- **Given problem**:
Search the records below for the word "lunedì". Pull out each line that has it.

- **Data records**:

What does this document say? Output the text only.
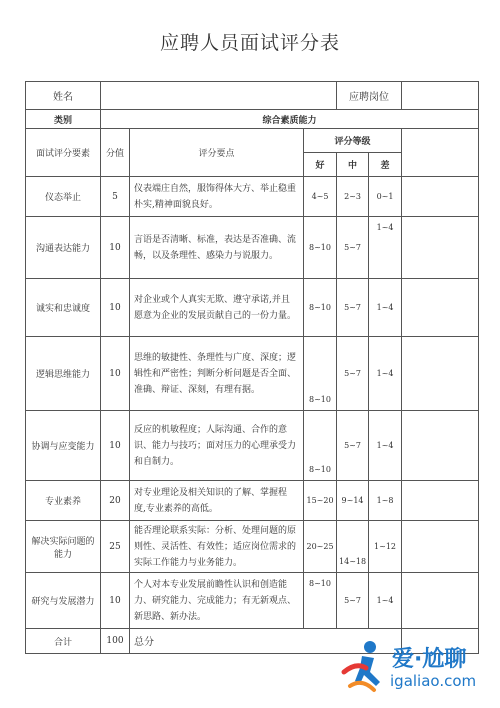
应聘人员面试评分表
姓名				应聘岗位		
类别	综合素质能力					
面试评分要素	分值	评分要点	评分等级			
			好	中	差	
仪态举止	5	仪表端庄自然，服饰得体大方、举止稳重朴实,精神面貌良好。	4~5	2~3	0~1	
沟通表达能力	10	言语是否清晰、标准，表达是否准确、流畅，以及条理性、感染力与说服力。	8~10	5~7	1~4	
诚实和忠诚度	10	对企业或个人真实无欺、遵守承诺,并且愿意为企业的发展贡献自己的一份力量。	8~10	5~7	1~4	
逻辑思维能力	10	思维的敏捷性、条理性与广度、深度；逻辑性和严密性；判断分析问题是否全面、准确、辩证、深刻，有理有据。	8~10	5~7	1~4	
协调与应变能力	10	反应的机敏程度；人际沟通、合作的意识、能力与技巧；面对压力的心理承受力和自制力。	8~10	5~7	1~4	
专业素养	20	对专业理论及相关知识的了解、掌握程度,专业素养的高低。	15~20	9~14	1~8	
解决实际问题的能力	25	能否理论联系实际：分析、处理问题的原则性、灵活性、有效性；适应岗位需求的实际工作能力与业务能力。	20~25	14~18	1~12	
研究与发展潜力	10	个人对本专业发展前瞻性认识和创造能力、研究能力、完成能力；有无新观点、新思路、新办法。	8~10	5~7	1~4	
合计	100	总分				
爱·尬聊
igaliao.com
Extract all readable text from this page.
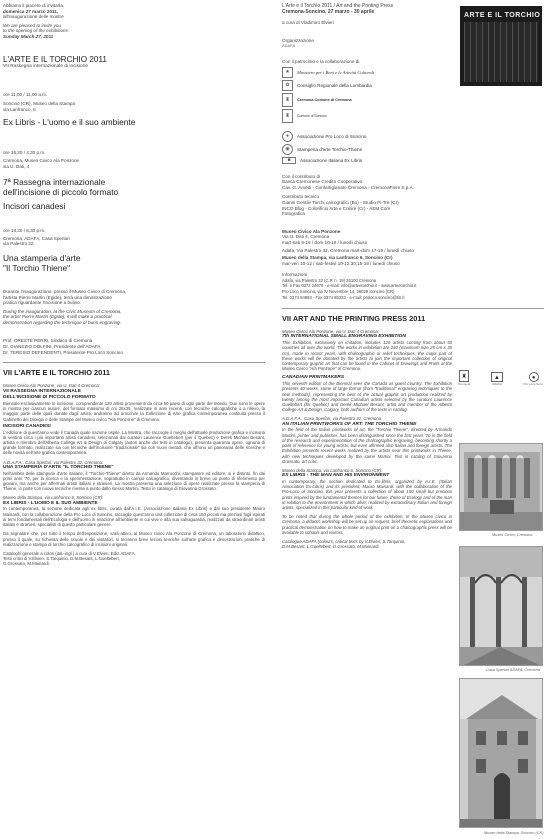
Abbiamo il piacere di invitarla,
domenica 27 marzo 2011,
all'inaugurazione delle mostre
We are pleased to invite you
to the opening of the exhibitions
Sunday March 27, 2011
L'ARTE E IL TORCHIO 2011
VII Rassegna internazionale di incisione
ore 11,00 / 11,00 a.m.
Soncino (CR), Museo della Stampa
via Lanfranco, 6
Ex Libris - L'uomo e il suo ambiente
ore 16,30 / 4,30 p.m.
Cremona, Museo Civico Ala Ponzone
via U. Dati, 4
7ª Rassegna internazionale
dell'incisione di piccolo formato
Incisori canadesi
ore 18,30 / 6,30 p.m.
Cremona, ADAFA, Casa Sperlari
via Palestro 32
Una stamperia d'arte
"Il Torchio Thiene"
Durante l'inaugurazione, presso il Museo Civico di Cremona,
l'artista Pierre Martin (Egide), terrà una dimostrazione
pratica riguardante l'incisione a bulino.
During the inauguration, at the Civic Museum of Cremona,
the artist Pierre Martin (Egide), it will make a practical
demonstration regarding the technique of burin engraving.
Prof. ORESTE PERRI, Sindaco di Cremona
Dr. GIANEZIO DOLFINI, Presidente dell'ADAFA
Dr. TERESIO DEFENDENTI, Presidente Pro Loco Soncino
VII L'ARTE E IL TORCHIO 2011
Museo Civico Ala Ponzone, via U. Dati 4 Cremona:
VII RASSEGNA INTERNAZIONALE
DELL'INCISIONE DI PICCOLO FORMATO
Biennale esclusivamente in incisione, comprendente 120 artisti provenienti da circa 50 paesi di ogni parte del mondo. Due sono le opere in mostra per ciascun autore, del formato massimo di cm 25x35, realizzate in anni recenti, con tecniche calcografiche o a rilievo, la maggior parte delle quali donate dagli artisti, andranno ad arricchire la Collezione di Arte grafica contemporanea costituita presso il Gabinetto dei Disegni e delle Stampe del Museo civico "Ala Ponzone" di Cremona.
INCISORI CANADESI
L'edizione di quest'anno vede il Canada quale nazione ospite. La Mostra, che raccoglie il meglio dell'attuale produzione grafica e incisoria di ventina circa i più importanti artisti canadesi, selezionati dai curatori Laurence Gueltebert (per il Quebec) e Derek Michael Besant, artista e membro dell'Alberta College Art & Design di Calgary (autori anche dei testi in catalogo), presenta quaranta opere, ognuna di grande formato, realizzate sia con tecniche dell'incisione "tradizionale" sia con nuovi metodi, che offrono un panorama delle ricerche e delle novità nell'arte grafica contemporanea.
A.D.A.F.A., Casa Sperlari, via Palestro 32, Cremona:
UNA STAMPERIA D'ARTE "IL TORCHIO THIENE"
Nell'ambito delle stamperie d'arte italiane, il "Torchio-Thiene" diretto da Armando Marrocchi, stampatore ed editore, si è distinto, fin dai primi anni '70, per la ricerca e la sperimentazione, soprattutto in campo calcografico, diventando in breve un punto di riferimento per giovani, ma anche per affermati artisti italiani e stranieri. La mostra presenta una selezione di opere realizzate presso la stamperia di Thiene, in parte con nuove tecniche messe a punto dallo stesso Martini. Testo in catalogo di Giovanna Grossato.
Museo della Stampa, via Lanfranco 6, Soncino (CR):
EX LIBRIS - L'UOMO E IL SUO AMBIENTE
In contemporanea, la sezione dedicata agli ex libris, curata dall'A.I.E. (Associazione Italiana Ex Libris) e dal suo presidente Mauro Mainardi, con la collaborazione della Pro Loco di Soncino, raccoglie quest'anno una collezione di circa 150 piccoli ma preziosi fogli ispirati ai temi fondamentali dell'Ecologia e dell'uomo in relazione all'ambiente in cui vive e alla sua salvaguardia, realizzati da straordinari artisti italiani e stranieri, specialisti di questo particolare genere.
Da segnalare che, per tutto il tempo dell'esposizione, sarà attivo, al Museo civico Ala Ponzone di Cremona, un laboratorio didattico, presso il quale, su richiesta delle scuole e dei visitatori, si terranno brevi lezioni teoriche sull'arte grafica e dimostrazioni pratiche di realizzazione e stampa di torchio calcografico di incisioni originali.
Cataloghi generale a colori (ital.-ingl.) a cura di V.Elvieri, Ediz.ADAFA.
Testi critici di V.Elvieri, S.Tarquinio, D.M.Besant, L.Gueltebert,
G.Grossato, M.Mainardi.
L'Arte e il Torchio 2011 / Art and the Printing Press
Cremona-Soncino, 27 marzo - 30 aprile
a cura di Vladimiro Elvieri
Organizzazione
ADAFA
Con il patrocinio e la collaborazione di
★	Ministero per i Beni e le Attività Culturali
✿	Consiglio Regionale della Lombardia
♜	Cremona Comune di Cremona
♜	Comune di Soncino
●	Associazione Pro Loco di Soncino
◉	Stamperia d'arte Torchio-Thiene
■	Associazione Italiana Ex Libris
Con il contributo di
Banca Cremonese Credito Cooperativo
Cav. G. Arvedi - Confartigianato Cremona - CremonaFiere S.p.A.
Contributo tecnico
Gianni Gentile Torchi calcografici (Bo) - Studio Pi-Tre (Cr)
INCO Blog - Colorificio Arte e Colore (Cr) - AEM Com
Fotografica
Museo Civico Ala Ponzone
Via U. Dati 4, Cremona
mart-sab 9-18 / dom 10-18 / lunedì chiuso
Adafa, Via Palestro 32, Cremona mart-dom 17-19 / lunedì chiuso
Museo della Stampa, via Lanfranco 6, Soncino (Cr)
mar-ven 10-12 / sab-festivi 10-12,30;15-19 / lunedì chiuso
Informazioni
Adafa, via Palestro 32 (C.P. n. 19) 26100 Cremona
Tel. e Fax 0372 24676 - e-mail: info@arteetorchio.it - www.arteetorchio.it
Pro Loco Soncino, via IV Novembre 14, 26029 Soncino (CR)
Tel. 0374 84883 - Fax 0374 85333 - e-mail: proloco.soncino@tin.it
VII ART AND THE PRINTING PRESS 2011
Museo Civico Ala Ponzone, via U. Dati 4 Cremona:
7th INTERNATIONAL SMALL ENGRAVING EXHIBITION
This Exhibition, exclusively on imitation, includes 120 artists coming from about 50 countries all over the world. The works in exhibition are 240 (maximum size 25 cm x 35 cm), made in recent years, with chalcographic or relief techniques, the major part of these works will be donated by the artists to join the important collection of original contemporary graphic art that can be found in the Cabinet of Drawings and Prints at the Museo Civico "Ala Ponzone" of Cremona.
CANADIAN PRINTMAKERS
This seventh edition of the Biennial sees the Canada as guest country. The Exhibition presents 40 works, some of large format (from "traditional" engraving techniques to the new methods), representing the best of the actual graphic art production realized by twenty among the most important Canadian artists selected by the curators Laurence Gueltebert (for Quebec) and Derek Michael Besant, artist and member of the Alberta College Art & Design, Calgary, both authors of the texts in catalog.
A.D.A.F.A., Casa Sperlari, via Palestro 32, Cremona:
AN ITALIAN PRINTWORKS OF ART: THE TORCHIO THIENE
In the field of the Italian printworks of art, the "Torchio Thiene", directed by Armando Martini, printer and publisher, has been distinguished since the first years '70 in the field of the research and experimentation of the chalcographic engraving, becoming shortly a point of reference for young artists, but even affirmed also Italian and foreign artists. The Exhibition presents recent works realized by the artists near this printworks in Thiene, with new techniques developed by the same Martini. Text in catalog of Giovanna Grossato, art critic.
Museo della Stampa, via Lanfranco 6, Soncino (CR):
EX LIBRIS - THE MAN AND HIS ENVIRONMENT
In contemporary, the section dedicated to Ex-libris, organized by A.I.E. (Italian Association Ex-Libris) and its president, Mauro Mainardi, with the collaboration of the Pro-Loco of Soncino, this year presents a collection of about 150 small but precious prints inspired by the fundamental themes for our future, those of Ecology and of the man in relation to the environment in which alive; realized by extraordinary Italian and foreign artists, specialized in this particular kind of work.
To be noted that during the whole period of the exhibition, in the Museo civico in Cremona, a didactic workshop will be set up on request, brief theoretic explanations and practical demonstration on how to make an original print on a chalcographic press will be available to schools and visitors.
Catalogue ADAFA (colours, critical texts by V.Elvieri, S.Tarquinio,
D.M.Besant, L.Gueltebert, G.Grossato, M.Mainardi.
ARTE E IL TORCHIO
♜
Cremona
▲
ADAFA
●
Pro Loco Sonc.
Museo Civico, Cremona
Casa Sperlari ADAFA, Cremona
Museo della Stampa, Soncino (CR)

- **In response**:
mart-sab 9-18 / dom 10-18 / lunedì chiuso
Adafa, Via Palestro 32, Cremona mart-dom 17-19 / lunedì chiuso
mar-ven 10-12 / sab-festivi 10-12,30;15-19 / lunedì chiuso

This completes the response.